___ Records for this exercise ___

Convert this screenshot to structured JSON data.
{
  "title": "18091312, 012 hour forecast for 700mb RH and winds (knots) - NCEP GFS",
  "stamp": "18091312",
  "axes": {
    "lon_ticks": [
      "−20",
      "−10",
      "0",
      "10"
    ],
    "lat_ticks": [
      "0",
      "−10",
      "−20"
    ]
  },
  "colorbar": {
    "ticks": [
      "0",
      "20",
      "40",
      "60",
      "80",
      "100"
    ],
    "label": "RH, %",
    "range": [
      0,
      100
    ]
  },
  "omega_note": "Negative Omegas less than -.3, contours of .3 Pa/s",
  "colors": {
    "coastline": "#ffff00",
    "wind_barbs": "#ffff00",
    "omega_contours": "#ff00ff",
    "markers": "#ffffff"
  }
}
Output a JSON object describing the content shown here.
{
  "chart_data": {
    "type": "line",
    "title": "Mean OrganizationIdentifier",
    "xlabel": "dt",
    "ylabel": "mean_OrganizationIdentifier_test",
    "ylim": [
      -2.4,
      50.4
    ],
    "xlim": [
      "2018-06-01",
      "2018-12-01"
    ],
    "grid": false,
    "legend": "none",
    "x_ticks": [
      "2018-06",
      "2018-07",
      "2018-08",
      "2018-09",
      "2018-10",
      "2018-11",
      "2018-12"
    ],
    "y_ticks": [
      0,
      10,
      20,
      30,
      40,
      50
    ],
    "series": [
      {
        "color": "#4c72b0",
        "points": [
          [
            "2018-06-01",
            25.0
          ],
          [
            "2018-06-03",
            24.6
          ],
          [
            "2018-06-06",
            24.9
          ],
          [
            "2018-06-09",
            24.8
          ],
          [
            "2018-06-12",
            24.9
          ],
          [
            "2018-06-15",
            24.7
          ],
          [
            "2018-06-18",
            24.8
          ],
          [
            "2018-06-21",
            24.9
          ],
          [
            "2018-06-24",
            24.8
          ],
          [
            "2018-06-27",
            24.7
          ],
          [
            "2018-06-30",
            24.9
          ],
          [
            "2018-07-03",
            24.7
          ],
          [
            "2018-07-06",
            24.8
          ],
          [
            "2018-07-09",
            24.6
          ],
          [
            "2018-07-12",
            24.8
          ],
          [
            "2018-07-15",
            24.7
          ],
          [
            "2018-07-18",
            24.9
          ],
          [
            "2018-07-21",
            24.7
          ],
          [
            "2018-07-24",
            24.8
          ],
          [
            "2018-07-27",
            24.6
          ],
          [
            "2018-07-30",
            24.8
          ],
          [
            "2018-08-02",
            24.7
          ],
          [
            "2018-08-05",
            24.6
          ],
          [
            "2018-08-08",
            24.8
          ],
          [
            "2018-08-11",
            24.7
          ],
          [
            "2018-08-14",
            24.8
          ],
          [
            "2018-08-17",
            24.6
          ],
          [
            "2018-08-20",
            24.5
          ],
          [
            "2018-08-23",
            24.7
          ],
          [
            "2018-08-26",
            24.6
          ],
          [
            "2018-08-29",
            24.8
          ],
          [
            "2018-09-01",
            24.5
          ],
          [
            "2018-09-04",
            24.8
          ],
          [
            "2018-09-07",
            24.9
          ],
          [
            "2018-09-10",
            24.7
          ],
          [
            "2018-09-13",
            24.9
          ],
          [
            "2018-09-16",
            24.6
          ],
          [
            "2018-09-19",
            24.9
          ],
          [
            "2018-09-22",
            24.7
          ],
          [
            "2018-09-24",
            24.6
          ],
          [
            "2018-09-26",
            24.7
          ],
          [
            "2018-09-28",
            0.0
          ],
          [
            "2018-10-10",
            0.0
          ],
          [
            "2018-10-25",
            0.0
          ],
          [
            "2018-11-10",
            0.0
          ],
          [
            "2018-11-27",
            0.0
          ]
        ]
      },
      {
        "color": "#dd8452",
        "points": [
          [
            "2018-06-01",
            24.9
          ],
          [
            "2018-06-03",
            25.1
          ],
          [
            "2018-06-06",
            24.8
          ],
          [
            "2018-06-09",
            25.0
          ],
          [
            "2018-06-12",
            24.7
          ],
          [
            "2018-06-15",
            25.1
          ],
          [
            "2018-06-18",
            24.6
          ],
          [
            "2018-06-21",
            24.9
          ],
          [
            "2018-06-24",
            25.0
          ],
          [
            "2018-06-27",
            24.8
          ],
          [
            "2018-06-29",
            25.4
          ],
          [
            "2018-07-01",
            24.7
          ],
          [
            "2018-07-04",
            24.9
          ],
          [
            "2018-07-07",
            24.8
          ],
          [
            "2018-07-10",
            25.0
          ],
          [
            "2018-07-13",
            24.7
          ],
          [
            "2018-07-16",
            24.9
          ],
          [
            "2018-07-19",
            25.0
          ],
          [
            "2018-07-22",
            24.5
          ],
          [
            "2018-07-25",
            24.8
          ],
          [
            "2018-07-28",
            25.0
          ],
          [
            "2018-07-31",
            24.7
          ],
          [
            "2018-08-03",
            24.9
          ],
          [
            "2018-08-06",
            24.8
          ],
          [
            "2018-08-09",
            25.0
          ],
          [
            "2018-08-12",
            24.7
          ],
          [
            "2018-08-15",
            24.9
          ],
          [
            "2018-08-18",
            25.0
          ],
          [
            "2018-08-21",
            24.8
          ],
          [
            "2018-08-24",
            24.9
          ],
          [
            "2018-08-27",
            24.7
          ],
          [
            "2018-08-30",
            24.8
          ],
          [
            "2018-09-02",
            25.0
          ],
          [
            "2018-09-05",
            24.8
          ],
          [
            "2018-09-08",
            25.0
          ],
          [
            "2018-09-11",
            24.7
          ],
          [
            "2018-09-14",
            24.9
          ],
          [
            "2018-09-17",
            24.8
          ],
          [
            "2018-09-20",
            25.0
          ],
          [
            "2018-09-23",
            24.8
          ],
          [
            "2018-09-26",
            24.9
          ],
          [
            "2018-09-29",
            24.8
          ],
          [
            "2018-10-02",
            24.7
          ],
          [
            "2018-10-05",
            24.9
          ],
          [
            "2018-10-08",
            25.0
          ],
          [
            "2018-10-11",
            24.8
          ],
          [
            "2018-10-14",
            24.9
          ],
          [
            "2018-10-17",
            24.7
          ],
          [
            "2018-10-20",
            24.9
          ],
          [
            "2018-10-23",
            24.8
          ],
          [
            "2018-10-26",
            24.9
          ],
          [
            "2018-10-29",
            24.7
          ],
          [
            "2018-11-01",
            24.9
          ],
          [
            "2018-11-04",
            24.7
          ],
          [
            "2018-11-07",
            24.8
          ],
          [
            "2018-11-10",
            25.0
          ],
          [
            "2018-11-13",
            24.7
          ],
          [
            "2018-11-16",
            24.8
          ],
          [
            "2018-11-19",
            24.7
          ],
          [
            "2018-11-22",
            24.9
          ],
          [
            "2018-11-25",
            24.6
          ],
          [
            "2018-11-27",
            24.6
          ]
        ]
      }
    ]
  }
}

___

Challenge |
Only lines with the word "JSON" are wanted, so copy each one from the records.

Reply |
Convert this screenshot to structured JSON data.
Output a JSON object describing the content shown here.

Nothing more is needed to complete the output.